DIRECTIONS: In the listing below, count the lines containing the string "Just" and state only the number.

• • • • • • •

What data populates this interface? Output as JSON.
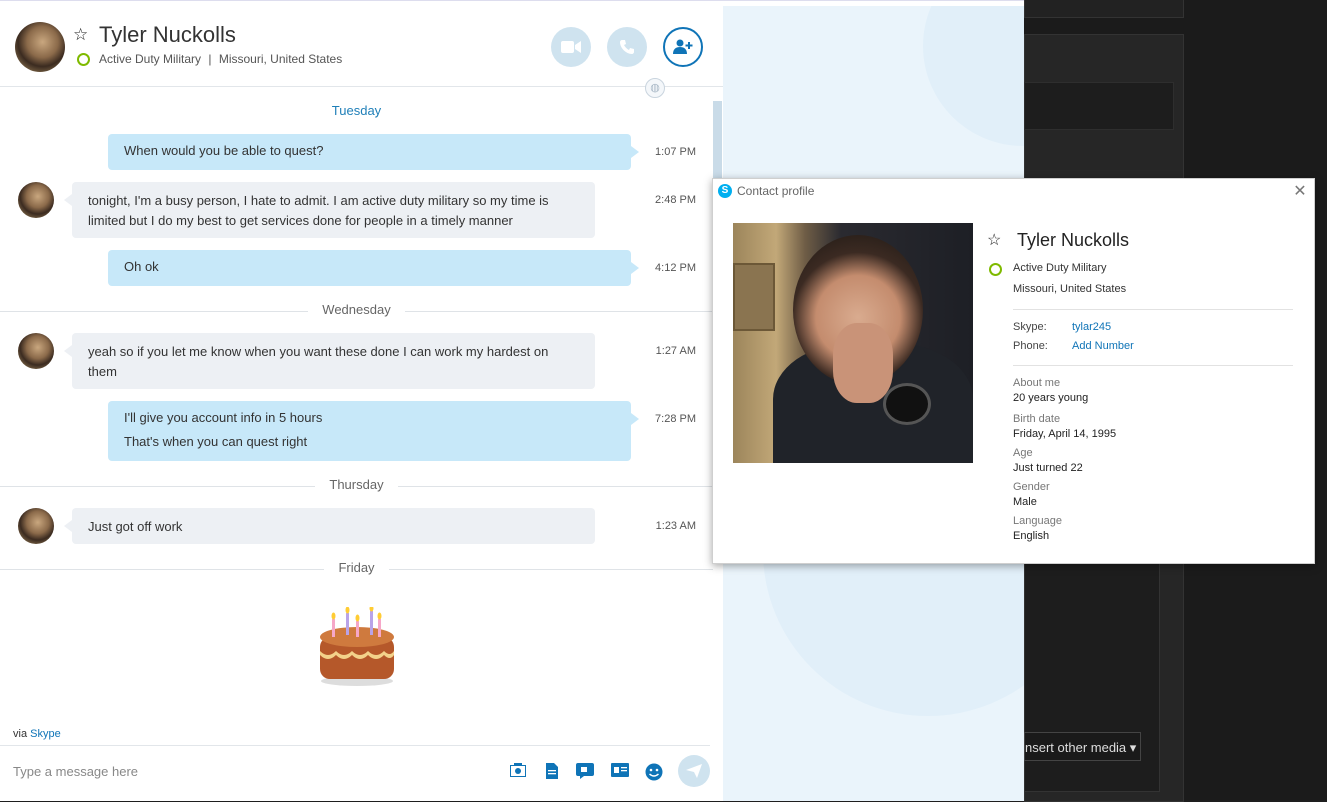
{
  "header": {
    "name": "Tyler Nuckolls",
    "mood": "Active Duty Military",
    "separator": "|",
    "location": "Missouri, United States"
  },
  "conversation": {
    "days": [
      "Tuesday",
      "Wednesday",
      "Thursday",
      "Friday"
    ],
    "messages": [
      {
        "text": "When would you be able to quest?",
        "time": "1:07 PM"
      },
      {
        "text": "tonight, I'm a busy person, I hate to admit. I am active duty military so my time is limited but I do my best to get services done for people in a timely manner",
        "time": "2:48 PM"
      },
      {
        "text": "Oh ok",
        "time": "4:12 PM"
      },
      {
        "text": "yeah so if you let me know when you want these done I can work my hardest on them",
        "time": "1:27 AM"
      },
      {
        "text": "I'll give you account info in 5 hours",
        "text2": "That's when you can quest right",
        "time": "7:28 PM"
      },
      {
        "text": "Just got off work",
        "time": "1:23 AM"
      }
    ]
  },
  "footer": {
    "via": "via",
    "via_link": "Skype",
    "compose_placeholder": "Type a message here"
  },
  "profile": {
    "title": "Contact profile",
    "name": "Tyler Nuckolls",
    "mood": "Active Duty Military",
    "location": "Missouri, United States",
    "skype_label": "Skype:",
    "skype_value": "tylar245",
    "phone_label": "Phone:",
    "phone_value": "Add Number",
    "about_label": "About me",
    "about_value": "20 years young",
    "birth_label": "Birth date",
    "birth_value": "Friday, April 14, 1995",
    "age_label": "Age",
    "age_value": "Just turned 22",
    "gender_label": "Gender",
    "gender_value": "Male",
    "language_label": "Language",
    "language_value": "English"
  },
  "background_app": {
    "insert_media_label": "nsert other media ▾"
  },
  "colors": {
    "accent": "#0f74b7",
    "outgoing_bubble": "#c7e8f9",
    "incoming_bubble": "#edf0f4",
    "online": "#7fba00"
  }
}
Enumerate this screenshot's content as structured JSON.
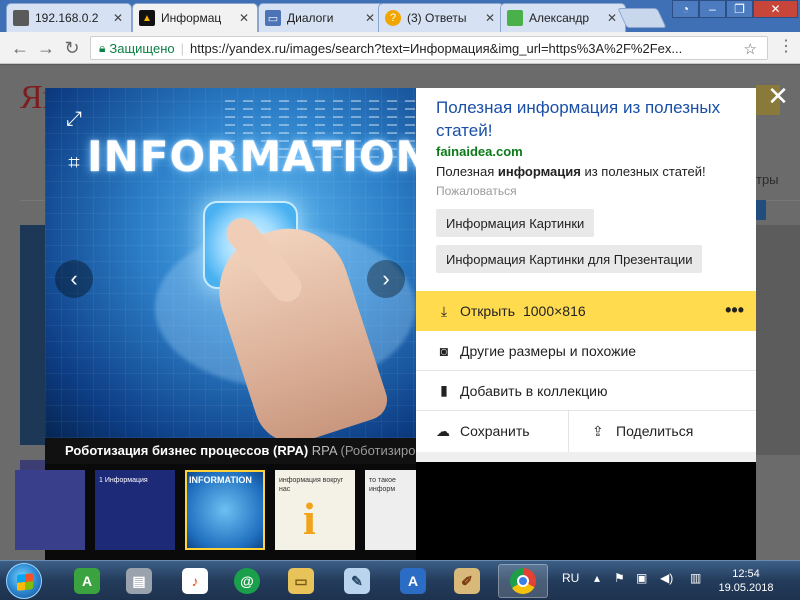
{
  "browser": {
    "tabs": [
      {
        "title": "192.168.0.2",
        "favicon_color": "#5a5a5a",
        "favicon_text": "",
        "active": false
      },
      {
        "title": "Информац",
        "favicon_color": "#f4b400",
        "favicon_text": "",
        "active": true
      },
      {
        "title": "Диалоги",
        "favicon_color": "#4b73b6",
        "favicon_text": "",
        "active": false
      },
      {
        "title": "(3) Ответы",
        "favicon_color": "#f0a500",
        "favicon_text": "?",
        "active": false
      },
      {
        "title": "Александр",
        "favicon_color": "#49b04a",
        "favicon_text": "",
        "active": false
      }
    ],
    "address": {
      "lock_icon": "lock-icon",
      "security_label": "Защищено",
      "url": "https://yandex.ru/images/search?text=Информация&img_url=https%3A%2F%2Fex..."
    }
  },
  "page": {
    "logo_letters": "Ян",
    "right_label": "тры"
  },
  "viewer": {
    "image_word": "INFORMATION",
    "caption_bold": "Роботизация бизнес процессов (RPA)",
    "caption_rpa": "RPA",
    "caption_muted": "(Роботизирова",
    "thumbnails": [
      {
        "title": "",
        "color": "#3a3f8c",
        "selected": false
      },
      {
        "title": "1 Информация",
        "color": "#1d2a78",
        "selected": false
      },
      {
        "title": "INFORMATION",
        "color": "#1f6fbf",
        "selected": true
      },
      {
        "title": "информация вокруг нас",
        "color": "#f4f1e6",
        "selected": false
      },
      {
        "title": "то такое информ",
        "color": "#eeeeee",
        "selected": false
      }
    ]
  },
  "panel": {
    "title": "Полезная информация из полезных статей!",
    "domain": "fainaidea.com",
    "desc_before": "Полезная ",
    "desc_bold": "информация",
    "desc_after": " из полезных статей!",
    "complain": "Пожаловаться",
    "tags": [
      "Информация Картинки",
      "Информация Картинки для Презентации"
    ],
    "open_label": "Открыть",
    "open_size": "1000×816",
    "other_sizes": "Другие размеры и похожие",
    "add_collection": "Добавить в коллекцию",
    "save": "Сохранить",
    "share": "Поделиться"
  },
  "taskbar": {
    "language": "RU",
    "time": "12:54",
    "date": "19.05.2018",
    "apps": [
      {
        "name": "aimp",
        "color": "#3aa23e",
        "glyph": "A",
        "active": false
      },
      {
        "name": "newspaper",
        "color": "#9aa3ad",
        "glyph": "▤",
        "active": false
      },
      {
        "name": "music",
        "color": "#ffffff",
        "glyph": "♪",
        "active": false
      },
      {
        "name": "mail-agent",
        "color": "#1aa04a",
        "glyph": "@",
        "active": false
      },
      {
        "name": "explorer",
        "color": "#e8c35a",
        "glyph": "▭",
        "active": false
      },
      {
        "name": "notepad",
        "color": "#b9d4ec",
        "glyph": "✎",
        "active": false
      },
      {
        "name": "wordpad",
        "color": "#2b6cc4",
        "glyph": "A",
        "active": false
      },
      {
        "name": "paint",
        "color": "#d9b97a",
        "glyph": "✐",
        "active": false
      },
      {
        "name": "chrome",
        "color": "#e34133",
        "glyph": "◉",
        "active": true
      }
    ]
  },
  "colors": {
    "accent_yellow": "#ffdb4d",
    "link_blue": "#1a4fa8",
    "domain_green": "#0b7a18"
  }
}
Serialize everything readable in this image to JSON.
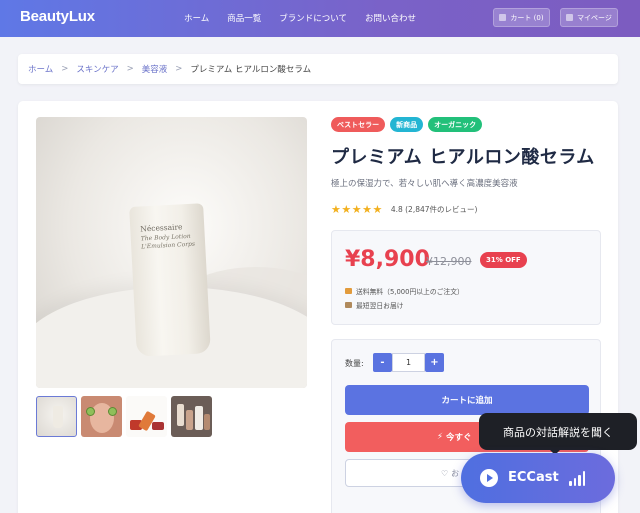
{
  "header": {
    "logo": "BeautyLux",
    "nav": [
      "ホーム",
      "商品一覧",
      "ブランドについて",
      "お問い合わせ"
    ],
    "cart_label": "カート (0)",
    "mypage_label": "マイページ"
  },
  "breadcrumb": {
    "items": [
      "ホーム",
      "スキンケア",
      "美容液"
    ],
    "separator": ">",
    "current": "プレミアム ヒアルロン酸セラム"
  },
  "product": {
    "image_text": {
      "brand": "Nécessaire",
      "line1": "The Body Lotion",
      "line2": "L'Emulsion Corps"
    },
    "badges": [
      "ベストセラー",
      "新商品",
      "オーガニック"
    ],
    "title": "プレミアム ヒアルロン酸セラム",
    "subtitle": "極上の保湿力で、若々しい肌へ導く高濃度美容液",
    "rating_stars": "★★★★★",
    "rating_text": "4.8 (2,847件のレビュー)",
    "price": "¥8,900",
    "old_price": "¥12,900",
    "discount": "31% OFF",
    "shipping": "送料無料（5,000円以上のご注文）",
    "delivery": "最短翌日お届け",
    "qty_label": "数量:",
    "qty_minus": "-",
    "qty_value": "1",
    "qty_plus": "+",
    "add_to_cart": "カートに追加",
    "buy_now": "今すぐ",
    "buy_now_icon": "⚡",
    "favorite": "お",
    "favorite_icon": "♡"
  },
  "widget": {
    "tooltip": "商品の対話解説を聞く",
    "label": "ECCast"
  },
  "colors": {
    "header_start": "#5f78e6",
    "header_end": "#7c5cc0",
    "price": "#e8414f",
    "primary_button": "#5b73e1",
    "buy_button": "#f25e5e"
  }
}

• • • • • • •

SOLUTION: 2